_Exercise_: Pull out every line containing the string "style".

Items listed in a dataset
━━━━━━━━━━━━━━━━

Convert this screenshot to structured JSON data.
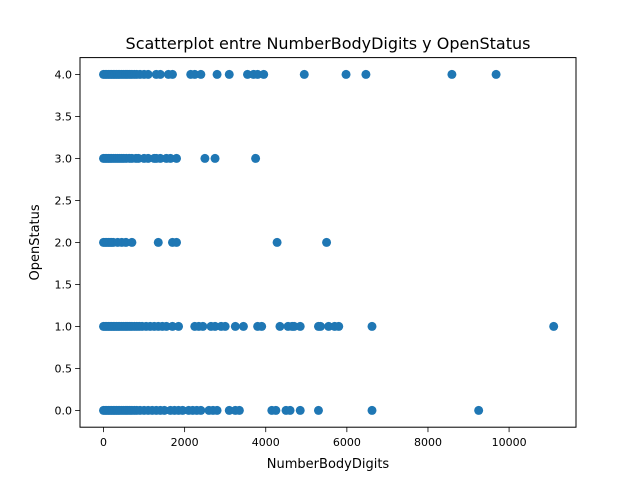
{
  "chart_data": {
    "type": "scatter",
    "title": "Scatterplot entre NumberBodyDigits y OpenStatus",
    "xlabel": "NumberBodyDigits",
    "ylabel": "OpenStatus",
    "xlim": [
      -580,
      11650
    ],
    "ylim": [
      -0.2,
      4.2
    ],
    "x_ticks": [
      0,
      2000,
      4000,
      6000,
      8000,
      10000
    ],
    "x_tick_labels": [
      "0",
      "2000",
      "4000",
      "6000",
      "8000",
      "10000"
    ],
    "y_ticks": [
      0.0,
      0.5,
      1.0,
      1.5,
      2.0,
      2.5,
      3.0,
      3.5,
      4.0
    ],
    "y_tick_labels": [
      "0.0",
      "0.5",
      "1.0",
      "1.5",
      "2.0",
      "2.5",
      "3.0",
      "3.5",
      "4.0"
    ],
    "grid": false,
    "marker_color": "#1f77b4",
    "series": [
      {
        "values": [
          [
            0,
            4
          ],
          [
            40,
            4
          ],
          [
            80,
            4
          ],
          [
            120,
            4
          ],
          [
            160,
            4
          ],
          [
            200,
            4
          ],
          [
            240,
            4
          ],
          [
            280,
            4
          ],
          [
            320,
            4
          ],
          [
            360,
            4
          ],
          [
            400,
            4
          ],
          [
            450,
            4
          ],
          [
            500,
            4
          ],
          [
            550,
            4
          ],
          [
            600,
            4
          ],
          [
            650,
            4
          ],
          [
            700,
            4
          ],
          [
            760,
            4
          ],
          [
            820,
            4
          ],
          [
            900,
            4
          ],
          [
            1000,
            4
          ],
          [
            1100,
            4
          ],
          [
            1300,
            4
          ],
          [
            1400,
            4
          ],
          [
            1600,
            4
          ],
          [
            1700,
            4
          ],
          [
            2150,
            4
          ],
          [
            2250,
            4
          ],
          [
            2400,
            4
          ],
          [
            2800,
            4
          ],
          [
            3100,
            4
          ],
          [
            3550,
            4
          ],
          [
            3700,
            4
          ],
          [
            3800,
            4
          ],
          [
            3950,
            4
          ],
          [
            4950,
            4
          ],
          [
            5980,
            4
          ],
          [
            6470,
            4
          ],
          [
            8590,
            4
          ],
          [
            9680,
            4
          ],
          [
            0,
            3
          ],
          [
            40,
            3
          ],
          [
            80,
            3
          ],
          [
            120,
            3
          ],
          [
            160,
            3
          ],
          [
            200,
            3
          ],
          [
            250,
            3
          ],
          [
            300,
            3
          ],
          [
            350,
            3
          ],
          [
            400,
            3
          ],
          [
            450,
            3
          ],
          [
            500,
            3
          ],
          [
            560,
            3
          ],
          [
            640,
            3
          ],
          [
            700,
            3
          ],
          [
            800,
            3
          ],
          [
            860,
            3
          ],
          [
            1000,
            3
          ],
          [
            1100,
            3
          ],
          [
            1250,
            3
          ],
          [
            1300,
            3
          ],
          [
            1400,
            3
          ],
          [
            1550,
            3
          ],
          [
            1650,
            3
          ],
          [
            1800,
            3
          ],
          [
            2500,
            3
          ],
          [
            2750,
            3
          ],
          [
            3750,
            3
          ],
          [
            0,
            2
          ],
          [
            40,
            2
          ],
          [
            80,
            2
          ],
          [
            120,
            2
          ],
          [
            160,
            2
          ],
          [
            200,
            2
          ],
          [
            240,
            2
          ],
          [
            350,
            2
          ],
          [
            450,
            2
          ],
          [
            550,
            2
          ],
          [
            700,
            2
          ],
          [
            1350,
            2
          ],
          [
            1700,
            2
          ],
          [
            1800,
            2
          ],
          [
            4280,
            2
          ],
          [
            5500,
            2
          ],
          [
            0,
            1
          ],
          [
            40,
            1
          ],
          [
            80,
            1
          ],
          [
            120,
            1
          ],
          [
            160,
            1
          ],
          [
            200,
            1
          ],
          [
            240,
            1
          ],
          [
            280,
            1
          ],
          [
            320,
            1
          ],
          [
            360,
            1
          ],
          [
            400,
            1
          ],
          [
            450,
            1
          ],
          [
            500,
            1
          ],
          [
            550,
            1
          ],
          [
            600,
            1
          ],
          [
            650,
            1
          ],
          [
            700,
            1
          ],
          [
            760,
            1
          ],
          [
            820,
            1
          ],
          [
            880,
            1
          ],
          [
            950,
            1
          ],
          [
            1050,
            1
          ],
          [
            1150,
            1
          ],
          [
            1250,
            1
          ],
          [
            1350,
            1
          ],
          [
            1450,
            1
          ],
          [
            1550,
            1
          ],
          [
            1700,
            1
          ],
          [
            1850,
            1
          ],
          [
            2250,
            1
          ],
          [
            2350,
            1
          ],
          [
            2450,
            1
          ],
          [
            2650,
            1
          ],
          [
            2750,
            1
          ],
          [
            2900,
            1
          ],
          [
            3000,
            1
          ],
          [
            3250,
            1
          ],
          [
            3450,
            1
          ],
          [
            3800,
            1
          ],
          [
            3900,
            1
          ],
          [
            4350,
            1
          ],
          [
            4550,
            1
          ],
          [
            4650,
            1
          ],
          [
            4700,
            1
          ],
          [
            4850,
            1
          ],
          [
            5300,
            1
          ],
          [
            5350,
            1
          ],
          [
            5550,
            1
          ],
          [
            5700,
            1
          ],
          [
            5800,
            1
          ],
          [
            6620,
            1
          ],
          [
            11100,
            1
          ],
          [
            0,
            0
          ],
          [
            40,
            0
          ],
          [
            80,
            0
          ],
          [
            120,
            0
          ],
          [
            160,
            0
          ],
          [
            200,
            0
          ],
          [
            240,
            0
          ],
          [
            280,
            0
          ],
          [
            320,
            0
          ],
          [
            360,
            0
          ],
          [
            400,
            0
          ],
          [
            450,
            0
          ],
          [
            500,
            0
          ],
          [
            550,
            0
          ],
          [
            600,
            0
          ],
          [
            650,
            0
          ],
          [
            700,
            0
          ],
          [
            760,
            0
          ],
          [
            820,
            0
          ],
          [
            900,
            0
          ],
          [
            1000,
            0
          ],
          [
            1100,
            0
          ],
          [
            1200,
            0
          ],
          [
            1300,
            0
          ],
          [
            1400,
            0
          ],
          [
            1500,
            0
          ],
          [
            1650,
            0
          ],
          [
            1750,
            0
          ],
          [
            1850,
            0
          ],
          [
            1950,
            0
          ],
          [
            2100,
            0
          ],
          [
            2200,
            0
          ],
          [
            2300,
            0
          ],
          [
            2400,
            0
          ],
          [
            2600,
            0
          ],
          [
            2700,
            0
          ],
          [
            2800,
            0
          ],
          [
            3100,
            0
          ],
          [
            3250,
            0
          ],
          [
            3350,
            0
          ],
          [
            4150,
            0
          ],
          [
            4250,
            0
          ],
          [
            4500,
            0
          ],
          [
            4600,
            0
          ],
          [
            4850,
            0
          ],
          [
            5300,
            0
          ],
          [
            6620,
            0
          ],
          [
            9250,
            0
          ]
        ]
      }
    ]
  }
}
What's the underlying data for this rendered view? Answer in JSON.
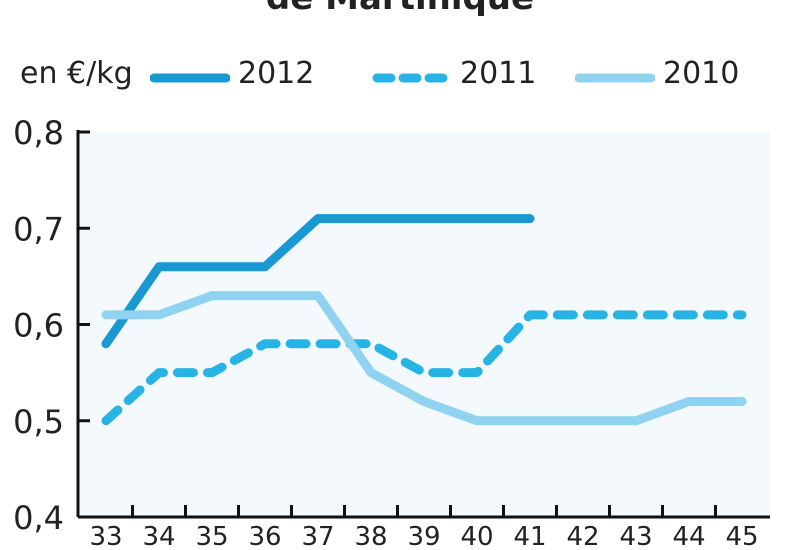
{
  "chart_data": {
    "type": "line",
    "title": "de Martinique",
    "ylabel": "en €/kg",
    "xlabel": "",
    "x": [
      33,
      34,
      35,
      36,
      37,
      38,
      39,
      40,
      41,
      42,
      43,
      44,
      45
    ],
    "x_tick_labels": [
      "33",
      "34",
      "35",
      "36",
      "37",
      "38",
      "39",
      "40",
      "41",
      "42",
      "43",
      "44",
      "45"
    ],
    "ylim": [
      0.4,
      0.8
    ],
    "y_ticks": [
      0.4,
      0.5,
      0.6,
      0.7,
      0.8
    ],
    "y_tick_labels": [
      "0,4",
      "0,5",
      "0,6",
      "0,7",
      "0,8"
    ],
    "grid": false,
    "legend_position": "top",
    "series": [
      {
        "name": "2012",
        "style": "solid",
        "color": "#1a98d2",
        "values": [
          0.58,
          0.66,
          0.66,
          0.66,
          0.71,
          0.71,
          0.71,
          0.71,
          0.71,
          null,
          null,
          null,
          null
        ]
      },
      {
        "name": "2011",
        "style": "dashed",
        "color": "#27b4e4",
        "values": [
          0.5,
          0.55,
          0.55,
          0.58,
          0.58,
          0.58,
          0.55,
          0.55,
          0.61,
          0.61,
          0.61,
          0.61,
          0.61
        ]
      },
      {
        "name": "2010",
        "style": "solid-light",
        "color": "#8fd3f0",
        "values": [
          0.61,
          0.61,
          0.63,
          0.63,
          0.63,
          0.55,
          0.52,
          0.5,
          0.5,
          0.5,
          0.5,
          0.52,
          0.52
        ]
      }
    ]
  },
  "colors": {
    "plot_background": "#f3f9fd",
    "axis": "#111111"
  }
}
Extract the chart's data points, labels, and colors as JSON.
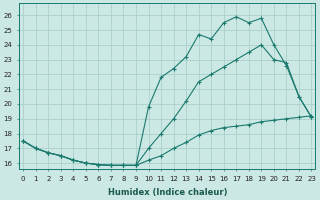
{
  "xlabel": "Humidex (Indice chaleur)",
  "bg_color": "#cce8e4",
  "grid_color": "#aacfcc",
  "line_color": "#1a7a6e",
  "x_ticks": [
    0,
    1,
    2,
    3,
    4,
    5,
    6,
    7,
    8,
    9,
    10,
    11,
    12,
    13,
    14,
    15,
    16,
    17,
    18,
    19,
    20,
    21,
    22,
    23
  ],
  "y_ticks": [
    16,
    17,
    18,
    19,
    20,
    21,
    22,
    23,
    24,
    25,
    26
  ],
  "xlim": [
    -0.3,
    23.3
  ],
  "ylim": [
    15.6,
    26.8
  ],
  "line1_x": [
    0,
    1,
    2,
    3,
    4,
    5,
    6,
    7,
    8,
    9,
    10,
    11,
    12,
    13,
    14,
    15,
    16,
    17,
    18,
    19,
    20,
    21,
    22,
    23
  ],
  "line1_y": [
    17.5,
    17.0,
    16.7,
    16.5,
    16.2,
    16.0,
    15.9,
    15.85,
    15.85,
    15.85,
    19.8,
    21.8,
    22.4,
    23.2,
    24.7,
    24.4,
    25.5,
    25.9,
    25.5,
    25.8,
    24.0,
    22.6,
    20.5,
    19.1
  ],
  "line2_x": [
    0,
    1,
    2,
    3,
    4,
    5,
    6,
    7,
    8,
    9,
    10,
    11,
    12,
    13,
    14,
    15,
    16,
    17,
    18,
    19,
    20,
    21,
    22,
    23
  ],
  "line2_y": [
    17.5,
    17.0,
    16.7,
    16.5,
    16.2,
    16.0,
    15.9,
    15.85,
    15.85,
    15.85,
    17.0,
    18.0,
    19.0,
    20.2,
    21.5,
    22.0,
    22.5,
    23.0,
    23.5,
    24.0,
    23.0,
    22.8,
    20.5,
    19.1
  ],
  "line3_x": [
    0,
    1,
    2,
    3,
    4,
    5,
    6,
    7,
    8,
    9,
    10,
    11,
    12,
    13,
    14,
    15,
    16,
    17,
    18,
    19,
    20,
    21,
    22,
    23
  ],
  "line3_y": [
    17.5,
    17.0,
    16.7,
    16.5,
    16.2,
    16.0,
    15.9,
    15.85,
    15.85,
    15.85,
    16.2,
    16.5,
    17.0,
    17.4,
    17.9,
    18.2,
    18.4,
    18.5,
    18.6,
    18.8,
    18.9,
    19.0,
    19.1,
    19.2
  ]
}
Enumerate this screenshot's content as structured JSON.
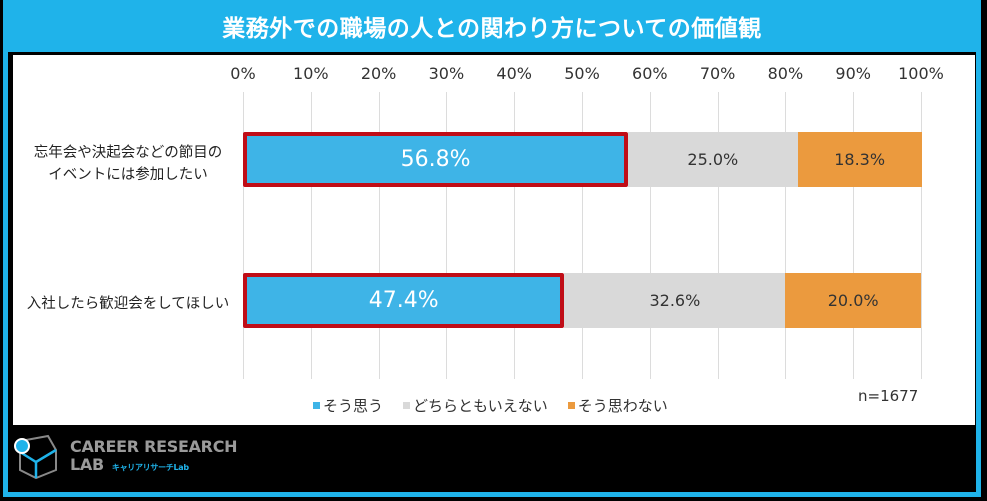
{
  "header": {
    "title": "業務外での職場の人との関わり方についての価値観"
  },
  "colors": {
    "accent": "#1fb3ea",
    "yes": "#3eb4e7",
    "mid": "#d9d9d9",
    "no": "#eb9a3e",
    "highlight": "#c00d17"
  },
  "chart_data": {
    "type": "bar",
    "orientation": "horizontal",
    "stacked": true,
    "title": "業務外での職場の人との関わり方についての価値観",
    "categories": [
      "忘年会や決起会などの節目のイベントには参加したい",
      "入社したら歓迎会をしてほしい"
    ],
    "category_lines": [
      [
        "忘年会や決起会などの節目の",
        "イベントには参加したい"
      ],
      [
        "入社したら歓迎会をしてほしい"
      ]
    ],
    "series": [
      {
        "name": "そう思う",
        "values": [
          56.8,
          47.4
        ],
        "labels": [
          "56.8%",
          "47.4%"
        ]
      },
      {
        "name": "どちらともいえない",
        "values": [
          25.0,
          32.6
        ],
        "labels": [
          "25.0%",
          "32.6%"
        ]
      },
      {
        "name": "そう思わない",
        "values": [
          18.3,
          20.0
        ],
        "labels": [
          "18.3%",
          "20.0%"
        ]
      }
    ],
    "xticks": [
      "0%",
      "10%",
      "20%",
      "30%",
      "40%",
      "50%",
      "60%",
      "70%",
      "80%",
      "90%",
      "100%"
    ],
    "xlim": [
      0,
      100
    ],
    "grid": true,
    "legend_position": "bottom",
    "annotation": "n=1677",
    "highlighted_series": "そう思う"
  },
  "footer": {
    "logo_line1": "CAREER RESEARCH",
    "logo_line2": "LAB",
    "logo_sub": "キャリアリサーチLab"
  }
}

━━━━━━━━━━━━━━━━

_Exercise response_:
        "style": "solid",
        "style": "dashed",
        "style": "solid-light",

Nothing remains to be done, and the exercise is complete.